### Aim of the exercise
Leaving out the pictures, retype all the material exactly.

### Extracted entries
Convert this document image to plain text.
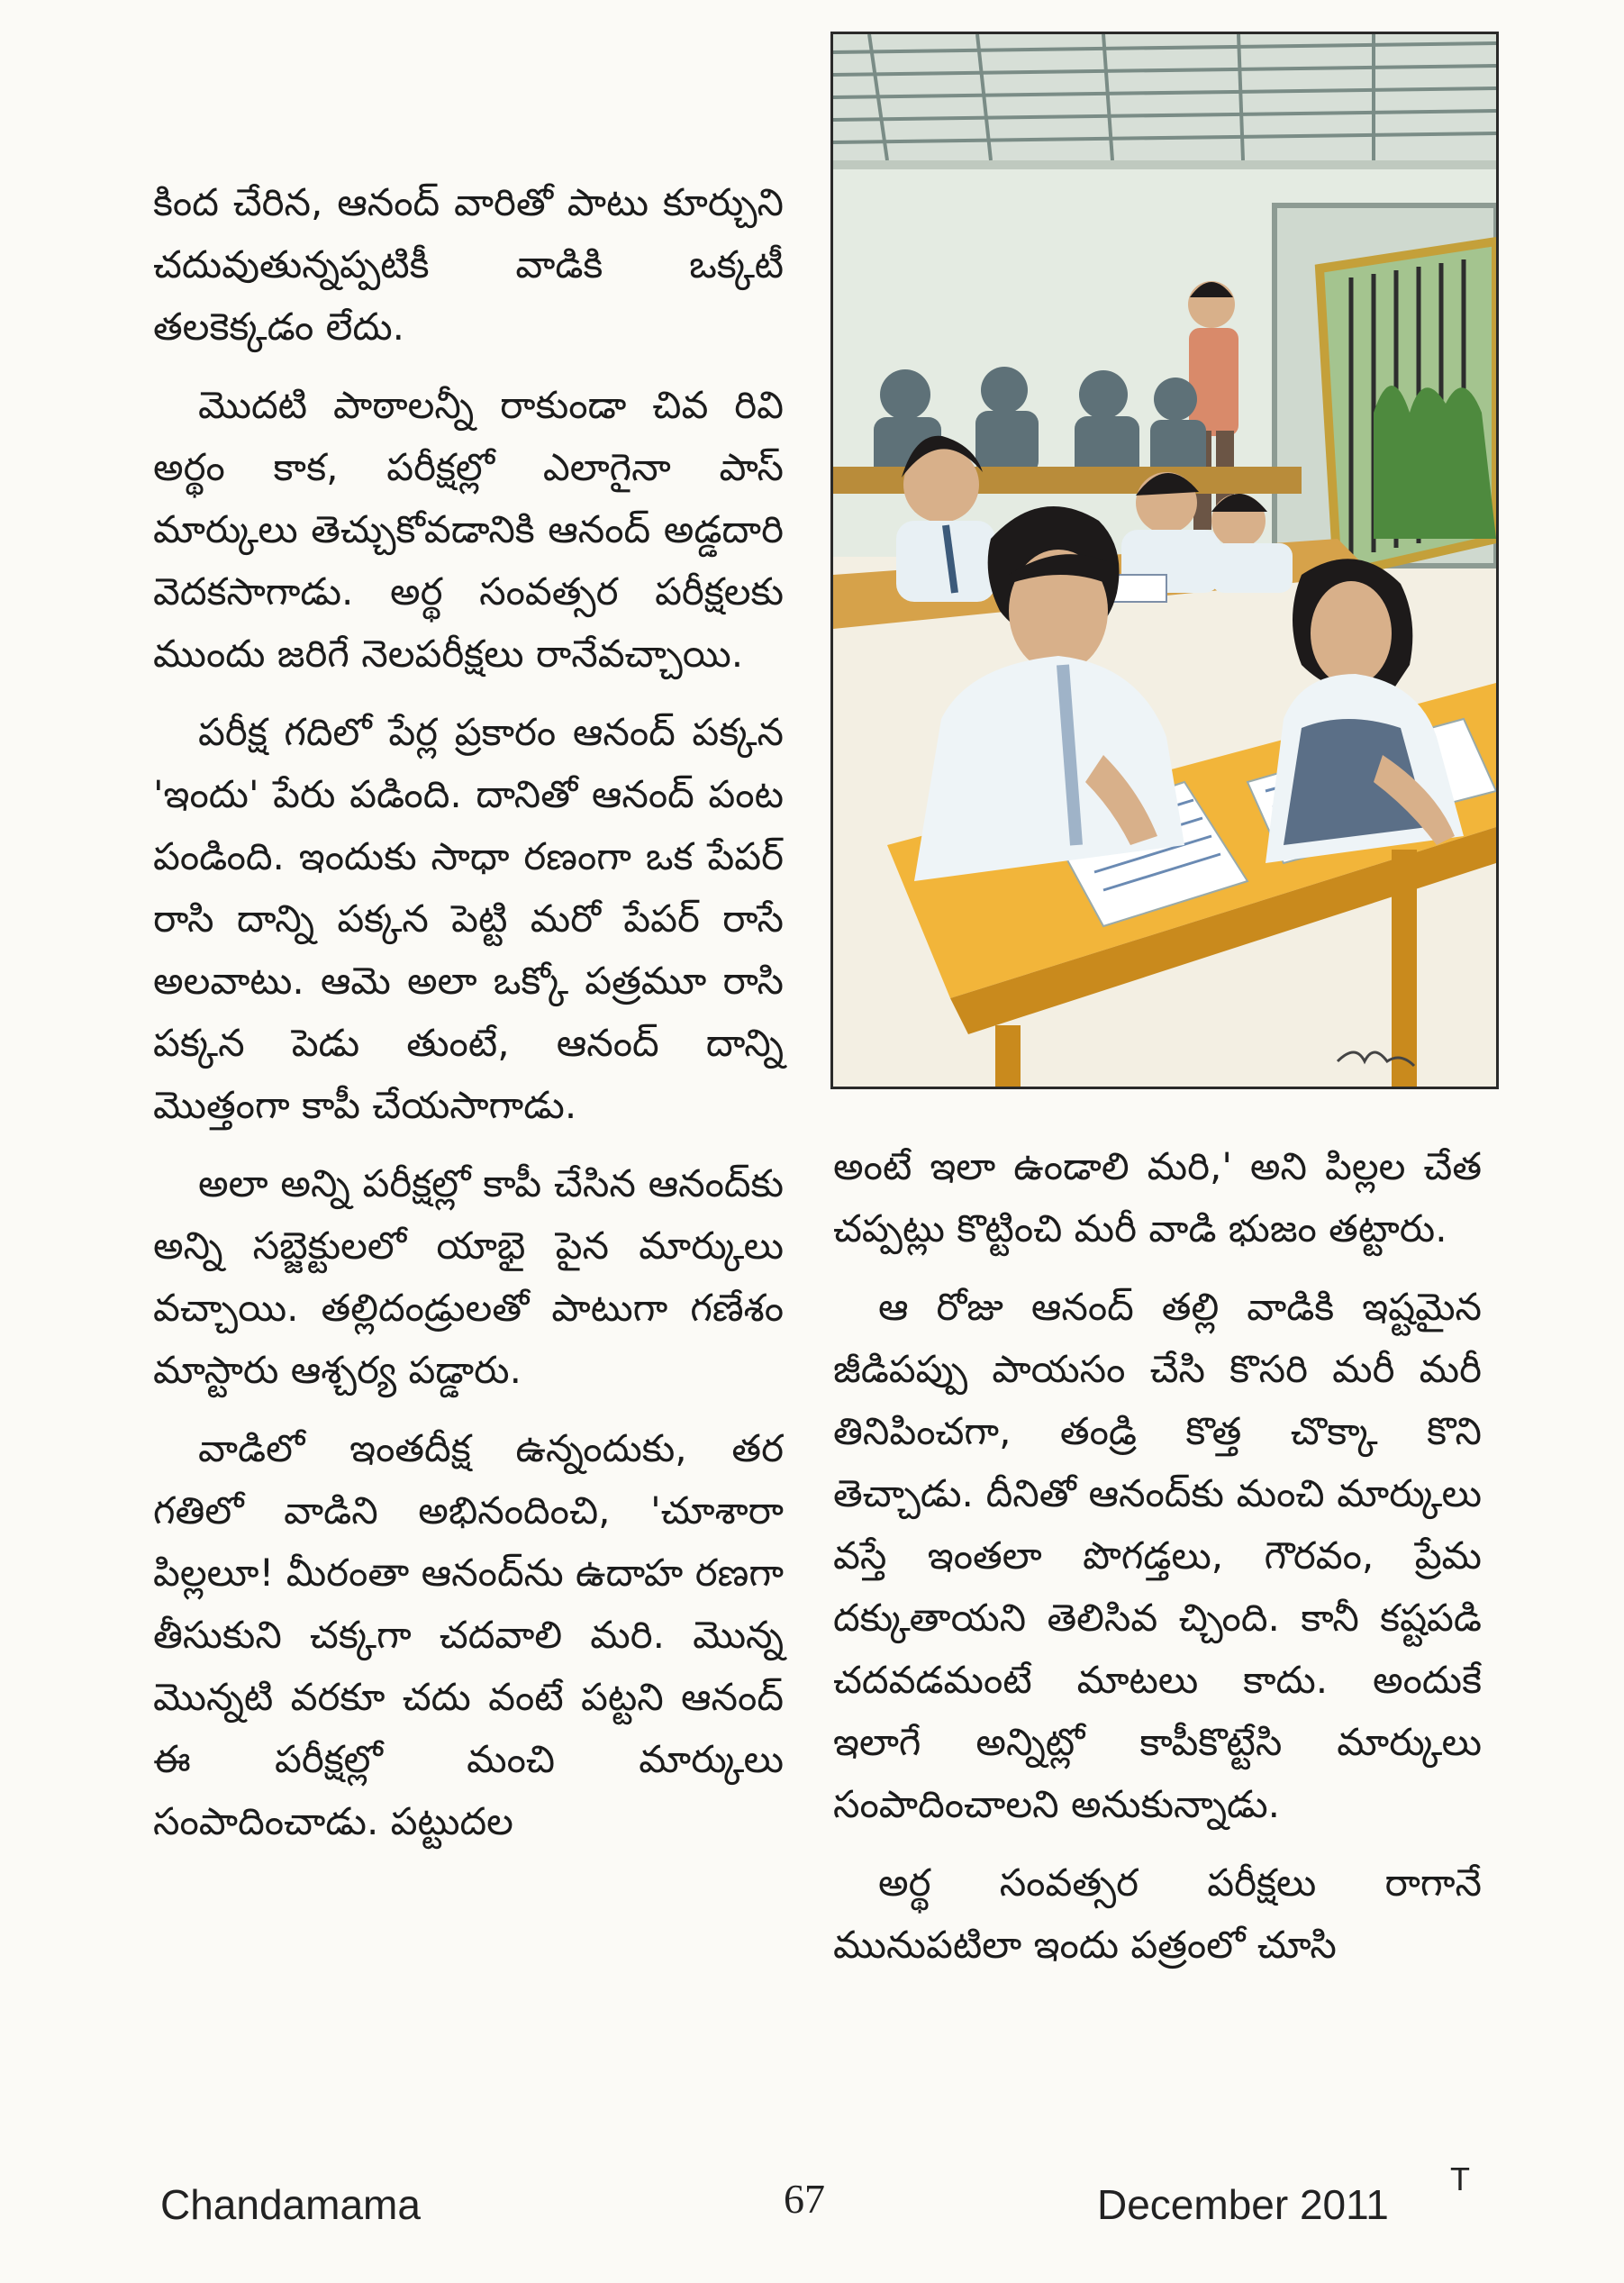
కింద చేరిన, ఆనంద్ వారితో పాటు కూర్చుని చదువుతున్నప్పటికీ వాడికి ఒక్కటీ తలకెక్కడం లేదు.

మొదటి పాఠాలన్నీ రాకుండా చివ రివి అర్థం కాక, పరీక్షల్లో ఎలాగైనా పాస్ మార్కులు తెచ్చుకోవడానికి ఆనంద్ అడ్డదారి వెదకసాగాడు. అర్థ సంవత్సర పరీక్షలకు ముందు జరిగే నెలపరీక్షలు రానేవచ్చాయి.

పరీక్ష గదిలో పేర్ల ప్రకారం ఆనంద్ పక్కన 'ఇందు' పేరు పడింది. దానితో ఆనంద్ పంట పండింది. ఇందుకు సాధా రణంగా ఒక పేపర్ రాసి దాన్ని పక్కన పెట్టి మరో పేపర్ రాసే అలవాటు. ఆమె అలా ఒక్కో పత్రమూ రాసి పక్కన పెడు తుంటే, ఆనంద్ దాన్ని మొత్తంగా కాపీ చేయసాగాడు.

అలా అన్ని పరీక్షల్లో కాపీ చేసిన ఆనంద్‌కు అన్ని సబ్జెక్టులలో యాభై పైన మార్కులు వచ్చాయి. తల్లిదండ్రులతో పాటుగా గణేశం మాస్టారు ఆశ్చర్య పడ్డారు.

వాడిలో ఇంతదీక్ష ఉన్నందుకు, తర గతిలో వాడిని అభినందించి, 'చూశారా పిల్లలూ! మీరంతా ఆనంద్‌ను ఉదాహ రణగా తీసుకుని చక్కగా చదవాలి మరి. మొన్న మొన్నటి వరకూ చదు వంటే పట్టని ఆనంద్ ఈ పరీక్షల్లో మంచి మార్కులు సంపాదించాడు. పట్టుదల

అంటే ఇలా ఉండాలి మరి,' అని పిల్లల చేత చప్పట్లు కొట్టించి మరీ వాడి భుజం తట్టారు.

ఆ రోజు ఆనంద్ తల్లి వాడికి ఇష్టమైన జీడిపప్పు పాయసం చేసి కొసరి మరీ మరీ తినిపించగా, తండ్రి కొత్త చొక్కా కొని తెచ్చాడు. దీనితో ఆనంద్‌కు మంచి మార్కులు వస్తే ఇంతలా పొగడ్తలు, గౌరవం, ప్రేమ దక్కుతాయని తెలిసివ చ్చింది. కానీ కష్టపడి చదవడమంటే మాటలు కాదు. అందుకే ఇలాగే అన్నిట్లో కాపీకొట్టేసి మార్కులు సంపాదించాలని అనుకున్నాడు.

అర్థ సంవత్సర పరీక్షలు రాగానే మునుపటిలా ఇందు పత్రంలో చూసి

Chandamama	67	December 2011
T
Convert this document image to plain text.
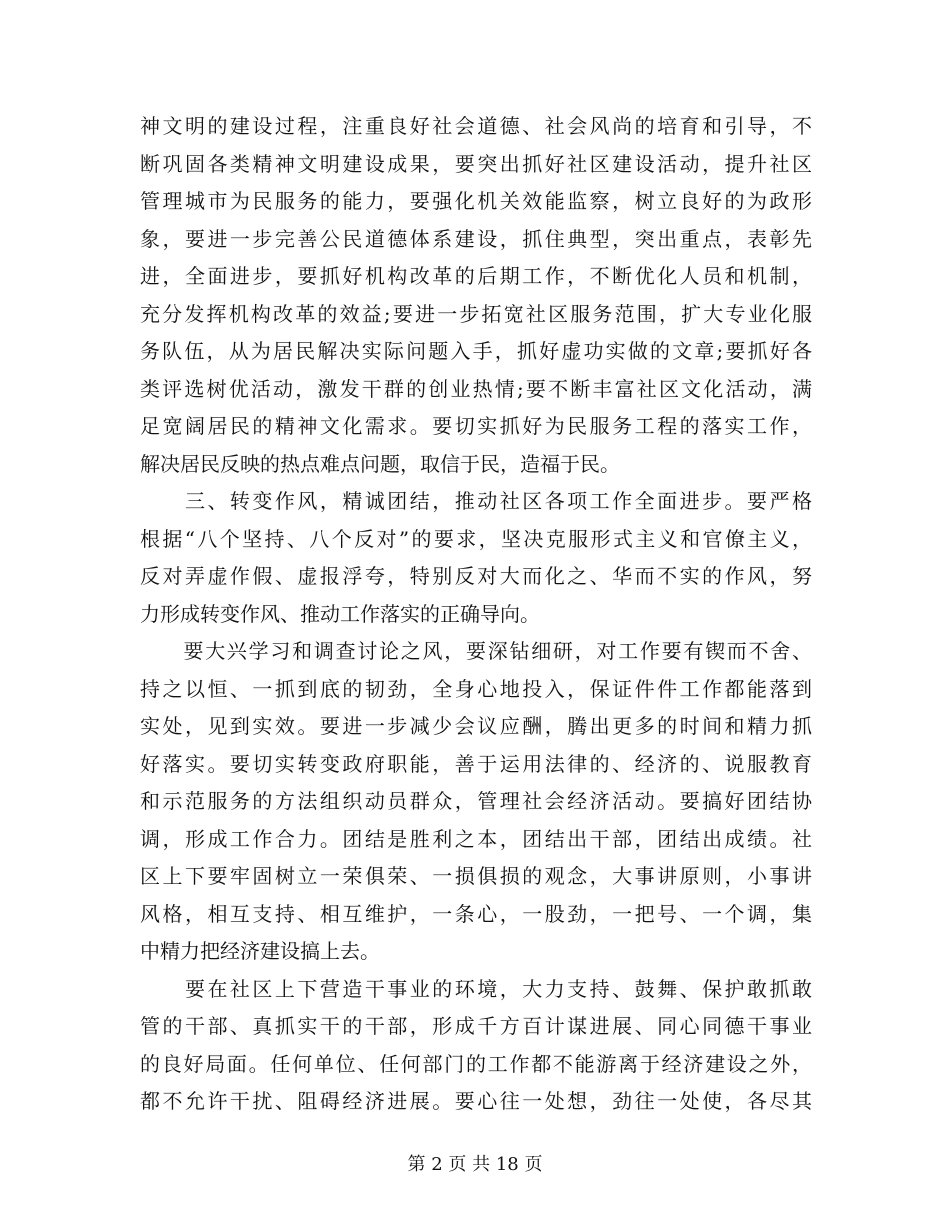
神文明的建设过程，注重良好社会道德、社会风尚的培育和引导，不
断巩固各类精神文明建设成果，要突出抓好社区建设活动，提升社区
管理城市为民服务的能力，要强化机关效能监察，树立良好的为政形
象，要进一步完善公民道德体系建设，抓住典型，突出重点，表彰先
进，全面进步，要抓好机构改革的后期工作，不断优化人员和机制，
充分发挥机构改革的效益;要进一步拓宽社区服务范围，扩大专业化服
务队伍，从为居民解决实际问题入手，抓好虚功实做的文章;要抓好各
类评选树优活动，激发干群的创业热情;要不断丰富社区文化活动，满
足宽阔居民的精神文化需求。要切实抓好为民服务工程的落实工作，
解决居民反映的热点难点问题，取信于民，造福于民。

　　三、转变作风，精诚团结，推动社区各项工作全面进步。要严格
根据“八个坚持、八个反对”的要求，坚决克服形式主义和官僚主义，
反对弄虚作假、虚报浮夸，特别反对大而化之、华而不实的作风，努
力形成转变作风、推动工作落实的正确导向。

　　要大兴学习和调查讨论之风，要深钻细研，对工作要有锲而不舍、
持之以恒、一抓到底的韧劲，全身心地投入，保证件件工作都能落到
实处，见到实效。要进一步减少会议应酬，腾出更多的时间和精力抓
好落实。要切实转变政府职能，善于运用法律的、经济的、说服教育
和示范服务的方法组织动员群众，管理社会经济活动。要搞好团结协
调，形成工作合力。团结是胜利之本，团结出干部，团结出成绩。社
区上下要牢固树立一荣俱荣、一损俱损的观念，大事讲原则，小事讲
风格，相互支持、相互维护，一条心，一股劲，一把号、一个调，集
中精力把经济建设搞上去。

　　要在社区上下营造干事业的环境，大力支持、鼓舞、保护敢抓敢
管的干部、真抓实干的干部，形成千方百计谋进展、同心同德干事业
的良好局面。任何单位、任何部门的工作都不能游离于经济建设之外，
都不允许干扰、阻碍经济进展。要心往一处想，劲往一处使，各尽其

第 2 页 共 18 页
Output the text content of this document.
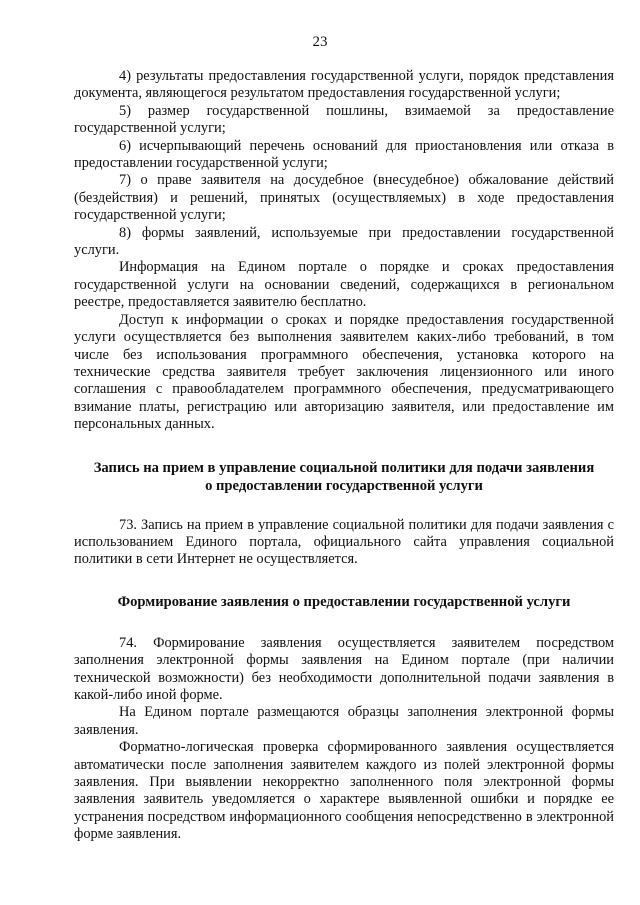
23

4) результаты предоставления государственной услуги, порядок представления документа, являющегося результатом предоставления государственной услуги;

5) размер государственной пошлины, взимаемой за предоставление государственной услуги;

6) исчерпывающий перечень оснований для приостановления или отказа в предоставлении государственной услуги;

7) о праве заявителя на досудебное (внесудебное) обжалование действий (бездействия) и решений, принятых (осуществляемых) в ходе предоставления государственной услуги;

8) формы заявлений, используемые при предоставлении государственной услуги.

Информация на Едином портале о порядке и сроках предоставления государственной услуги на основании сведений, содержащихся в региональном реестре, предоставляется заявителю бесплатно.

Доступ к информации о сроках и порядке предоставления государственной услуги осуществляется без выполнения заявителем каких-либо требований, в том числе без использования программного обеспечения, установка которого на технические средства заявителя требует заключения лицензионного или иного соглашения с правообладателем программного обеспечения, предусматривающего взимание платы, регистрацию или авторизацию заявителя, или предоставление им персональных данных.

Запись на прием в управление социальной политики для подачи заявления
о предоставлении государственной услуги

73. Запись на прием в управление социальной политики для подачи заявления с использованием Единого портала, официального сайта управления социальной политики в сети Интернет не осуществляется.

Формирование заявления о предоставлении государственной услуги

74. Формирование заявления осуществляется заявителем посредством заполнения электронной формы заявления на Едином портале (при наличии технической возможности) без необходимости дополнительной подачи заявления в какой-либо иной форме.

На Едином портале размещаются образцы заполнения электронной формы заявления.

Форматно-логическая проверка сформированного заявления осуществляется автоматически после заполнения заявителем каждого из полей электронной формы заявления. При выявлении некорректно заполненного поля электронной формы заявления заявитель уведомляется о характере выявленной ошибки и порядке ее устранения посредством информационного сообщения непосредственно в электронной форме заявления.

### Answer in full
Convert this document image to plain text.
కింద చేరిన, ఆనంద్ వారితో పాటు కూర్చుని చదువుతున్నప్పటికీ వాడికి ఒక్కటీ తలకెక్కడం లేదు.

మొదటి పాఠాలన్నీ రాకుండా చివ రివి అర్థం కాక, పరీక్షల్లో ఎలాగైనా పాస్ మార్కులు తెచ్చుకోవడానికి ఆనంద్ అడ్డదారి వెదకసాగాడు. అర్థ సంవత్సర పరీక్షలకు ముందు జరిగే నెలపరీక్షలు రానేవచ్చాయి.

పరీక్ష గదిలో పేర్ల ప్రకారం ఆనంద్ పక్కన 'ఇందు' పేరు పడింది. దానితో ఆనంద్ పంట పండింది. ఇందుకు సాధా రణంగా ఒక పేపర్ రాసి దాన్ని పక్కన పెట్టి మరో పేపర్ రాసే అలవాటు. ఆమె అలా ఒక్కో పత్రమూ రాసి పక్కన పెడు తుంటే, ఆనంద్ దాన్ని మొత్తంగా కాపీ చేయసాగాడు.

అలా అన్ని పరీక్షల్లో కాపీ చేసిన ఆనంద్‌కు అన్ని సబ్జెక్టులలో యాభై పైన మార్కులు వచ్చాయి. తల్లిదండ్రులతో పాటుగా గణేశం మాస్టారు ఆశ్చర్య పడ్డారు.

వాడిలో ఇంతదీక్ష ఉన్నందుకు, తర గతిలో వాడిని అభినందించి, 'చూశారా పిల్లలూ! మీరంతా ఆనంద్‌ను ఉదాహ రణగా తీసుకుని చక్కగా చదవాలి మరి. మొన్న మొన్నటి వరకూ చదు వంటే పట్టని ఆనంద్ ఈ పరీక్షల్లో మంచి మార్కులు సంపాదించాడు. పట్టుదల

అంటే ఇలా ఉండాలి మరి,' అని పిల్లల చేత చప్పట్లు కొట్టించి మరీ వాడి భుజం తట్టారు.

ఆ రోజు ఆనంద్ తల్లి వాడికి ఇష్టమైన జీడిపప్పు పాయసం చేసి కొసరి మరీ మరీ తినిపించగా, తండ్రి కొత్త చొక్కా కొని తెచ్చాడు. దీనితో ఆనంద్‌కు మంచి మార్కులు వస్తే ఇంతలా పొగడ్తలు, గౌరవం, ప్రేమ దక్కుతాయని తెలిసివ చ్చింది. కానీ కష్టపడి చదవడమంటే మాటలు కాదు. అందుకే ఇలాగే అన్నిట్లో కాపీకొట్టేసి మార్కులు సంపాదించాలని అనుకున్నాడు.

అర్థ సంవత్సర పరీక్షలు రాగానే మునుపటిలా ఇందు పత్రంలో చూసి

Chandamama	67	December 2011
T
Convert this document image to plain text.
神文明的建设过程，注重良好社会道德、社会风尚的培育和引导，不
断巩固各类精神文明建设成果，要突出抓好社区建设活动，提升社区
管理城市为民服务的能力，要强化机关效能监察，树立良好的为政形
象，要进一步完善公民道德体系建设，抓住典型，突出重点，表彰先
进，全面进步，要抓好机构改革的后期工作，不断优化人员和机制，
充分发挥机构改革的效益;要进一步拓宽社区服务范围，扩大专业化服
务队伍，从为居民解决实际问题入手，抓好虚功实做的文章;要抓好各
类评选树优活动，激发干群的创业热情;要不断丰富社区文化活动，满
足宽阔居民的精神文化需求。要切实抓好为民服务工程的落实工作，
解决居民反映的热点难点问题，取信于民，造福于民。

　　三、转变作风，精诚团结，推动社区各项工作全面进步。要严格
根据“八个坚持、八个反对”的要求，坚决克服形式主义和官僚主义，
反对弄虚作假、虚报浮夸，特别反对大而化之、华而不实的作风，努
力形成转变作风、推动工作落实的正确导向。

　　要大兴学习和调查讨论之风，要深钻细研，对工作要有锲而不舍、
持之以恒、一抓到底的韧劲，全身心地投入，保证件件工作都能落到
实处，见到实效。要进一步减少会议应酬，腾出更多的时间和精力抓
好落实。要切实转变政府职能，善于运用法律的、经济的、说服教育
和示范服务的方法组织动员群众，管理社会经济活动。要搞好团结协
调，形成工作合力。团结是胜利之本，团结出干部，团结出成绩。社
区上下要牢固树立一荣俱荣、一损俱损的观念，大事讲原则，小事讲
风格，相互支持、相互维护，一条心，一股劲，一把号、一个调，集
中精力把经济建设搞上去。

　　要在社区上下营造干事业的环境，大力支持、鼓舞、保护敢抓敢
管的干部、真抓实干的干部，形成千方百计谋进展、同心同德干事业
的良好局面。任何单位、任何部门的工作都不能游离于经济建设之外，
都不允许干扰、阻碍经济进展。要心往一处想，劲往一处使，各尽其

第 2 页 共 18 页
Output the text content of this document.
23

4) результаты предоставления государственной услуги, порядок представления документа, являющегося результатом предоставления государственной услуги;

5) размер государственной пошлины, взимаемой за предоставление государственной услуги;

6) исчерпывающий перечень оснований для приостановления или отказа в предоставлении государственной услуги;

7) о праве заявителя на досудебное (внесудебное) обжалование действий (бездействия) и решений, принятых (осуществляемых) в ходе предоставления государственной услуги;

8) формы заявлений, используемые при предоставлении государственной услуги.

Информация на Едином портале о порядке и сроках предоставления государственной услуги на основании сведений, содержащихся в региональном реестре, предоставляется заявителю бесплатно.

Доступ к информации о сроках и порядке предоставления государственной услуги осуществляется без выполнения заявителем каких-либо требований, в том числе без использования программного обеспечения, установка которого на технические средства заявителя требует заключения лицензионного или иного соглашения с правообладателем программного обеспечения, предусматривающего взимание платы, регистрацию или авторизацию заявителя, или предоставление им персональных данных.

Запись на прием в управление социальной политики для подачи заявления
о предоставлении государственной услуги

73. Запись на прием в управление социальной политики для подачи заявления с использованием Единого портала, официального сайта управления социальной политики в сети Интернет не осуществляется.

Формирование заявления о предоставлении государственной услуги

74. Формирование заявления осуществляется заявителем посредством заполнения электронной формы заявления на Едином портале (при наличии технической возможности) без необходимости дополнительной подачи заявления в какой-либо иной форме.

На Едином портале размещаются образцы заполнения электронной формы заявления.

Форматно-логическая проверка сформированного заявления осуществляется автоматически после заполнения заявителем каждого из полей электронной формы заявления. При выявлении некорректно заполненного поля электронной формы заявления заявитель уведомляется о характере выявленной ошибки и порядке ее устранения посредством информационного сообщения непосредственно в электронной форме заявления.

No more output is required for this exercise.